§ Your instructions:
Leave out the pictures and repeat the rest of the material exactly.

§ The input:
+ + + + + + +

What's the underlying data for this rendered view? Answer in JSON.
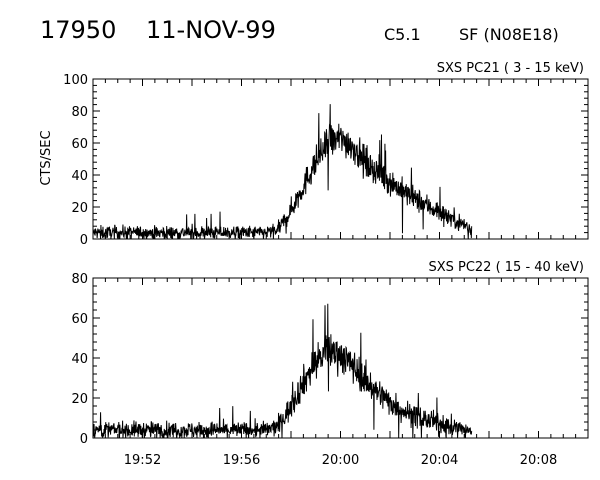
{
  "header": {
    "event_number": "17950",
    "date": "11-NOV-99",
    "goes_class": "C5.1",
    "flare_label": "SF (N08E18)"
  },
  "colors": {
    "trace": "#000000",
    "axes": "#000000",
    "background": "#ffffff"
  },
  "chart_data": [
    {
      "type": "line",
      "title": "SXS PC21  (  3 - 15 keV)",
      "ylabel": "CTS/SEC",
      "xlabel": "",
      "xlim": [
        "19:50",
        "20:10"
      ],
      "ylim": [
        0,
        100
      ],
      "yticks": [
        0,
        20,
        40,
        60,
        80,
        100
      ],
      "xtick_labels": [],
      "grid": false,
      "legend": "none",
      "series": [
        {
          "x": [
            "19:50",
            "19:51",
            "19:52",
            "19:53",
            "19:54",
            "19:55",
            "19:56",
            "19:57",
            "19:57.5",
            "19:58",
            "19:58.5",
            "19:59",
            "19:59.5",
            "20:00",
            "20:00.5",
            "20:01",
            "20:01.5",
            "20:02",
            "20:02.5",
            "20:03",
            "20:03.5",
            "20:04",
            "20:04.5",
            "20:05",
            "20:05.3"
          ],
          "values": [
            4,
            4,
            4,
            4,
            4,
            4,
            4,
            4,
            6,
            18,
            33,
            48,
            60,
            63,
            58,
            48,
            42,
            36,
            30,
            25,
            21,
            17,
            13,
            9,
            6
          ]
        }
      ]
    },
    {
      "type": "line",
      "title": "SXS PC22  ( 15 - 40 keV)",
      "ylabel": "",
      "xlabel": "",
      "xlim": [
        "19:50",
        "20:10"
      ],
      "ylim": [
        0,
        80
      ],
      "yticks": [
        0,
        20,
        40,
        60,
        80
      ],
      "xtick_labels": [
        "19:52",
        "19:56",
        "20:00",
        "20:04",
        "20:08"
      ],
      "grid": false,
      "legend": "none",
      "series": [
        {
          "x": [
            "19:50",
            "19:51",
            "19:52",
            "19:53",
            "19:54",
            "19:55",
            "19:56",
            "19:57",
            "19:57.5",
            "19:58",
            "19:58.5",
            "19:59",
            "19:59.5",
            "20:00",
            "20:00.5",
            "20:01",
            "20:01.5",
            "20:02",
            "20:02.5",
            "20:03",
            "20:03.5",
            "20:04",
            "20:04.5",
            "20:05",
            "20:05.3"
          ],
          "values": [
            4,
            4,
            4,
            4,
            4,
            4,
            4,
            4,
            6,
            16,
            28,
            38,
            44,
            42,
            36,
            29,
            23,
            18,
            14,
            11,
            9,
            7,
            6,
            4,
            3
          ]
        }
      ]
    }
  ]
}
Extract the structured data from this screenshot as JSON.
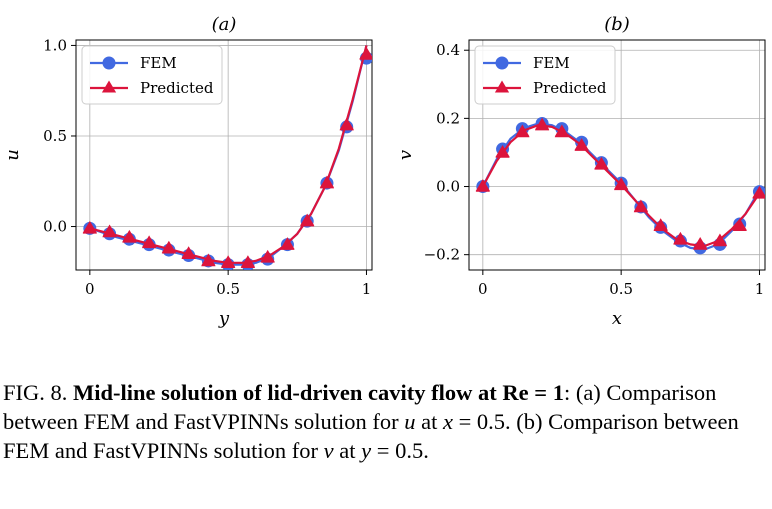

+ + + + + + +

§ Expected answer:
What's the underlying data for this rendered view? Answer in JSON.
{
  "header": {
    "event_number": "17950",
    "date": "11-NOV-99",
    "goes_class": "C5.1",
    "flare_label": "SF (N08E18)"
  },
  "colors": {
    "trace": "#000000",
    "axes": "#000000",
    "background": "#ffffff"
  },
  "chart_data": [
    {
      "type": "line",
      "title": "SXS PC21  (  3 - 15 keV)",
      "ylabel": "CTS/SEC",
      "xlabel": "",
      "xlim": [
        "19:50",
        "20:10"
      ],
      "ylim": [
        0,
        100
      ],
      "yticks": [
        0,
        20,
        40,
        60,
        80,
        100
      ],
      "xtick_labels": [],
      "grid": false,
      "legend": "none",
      "series": [
        {
          "x": [
            "19:50",
            "19:51",
            "19:52",
            "19:53",
            "19:54",
            "19:55",
            "19:56",
            "19:57",
            "19:57.5",
            "19:58",
            "19:58.5",
            "19:59",
            "19:59.5",
            "20:00",
            "20:00.5",
            "20:01",
            "20:01.5",
            "20:02",
            "20:02.5",
            "20:03",
            "20:03.5",
            "20:04",
            "20:04.5",
            "20:05",
            "20:05.3"
          ],
          "values": [
            4,
            4,
            4,
            4,
            4,
            4,
            4,
            4,
            6,
            18,
            33,
            48,
            60,
            63,
            58,
            48,
            42,
            36,
            30,
            25,
            21,
            17,
            13,
            9,
            6
          ]
        }
      ]
    },
    {
      "type": "line",
      "title": "SXS PC22  ( 15 - 40 keV)",
      "ylabel": "",
      "xlabel": "",
      "xlim": [
        "19:50",
        "20:10"
      ],
      "ylim": [
        0,
        80
      ],
      "yticks": [
        0,
        20,
        40,
        60,
        80
      ],
      "xtick_labels": [
        "19:52",
        "19:56",
        "20:00",
        "20:04",
        "20:08"
      ],
      "grid": false,
      "legend": "none",
      "series": [
        {
          "x": [
            "19:50",
            "19:51",
            "19:52",
            "19:53",
            "19:54",
            "19:55",
            "19:56",
            "19:57",
            "19:57.5",
            "19:58",
            "19:58.5",
            "19:59",
            "19:59.5",
            "20:00",
            "20:00.5",
            "20:01",
            "20:01.5",
            "20:02",
            "20:02.5",
            "20:03",
            "20:03.5",
            "20:04",
            "20:04.5",
            "20:05",
            "20:05.3"
          ],
          "values": [
            4,
            4,
            4,
            4,
            4,
            4,
            4,
            4,
            6,
            16,
            28,
            38,
            44,
            42,
            36,
            29,
            23,
            18,
            14,
            11,
            9,
            7,
            6,
            4,
            3
          ]
        }
      ]
    }
  ]
}
Extract the structured data from this screenshot as JSON.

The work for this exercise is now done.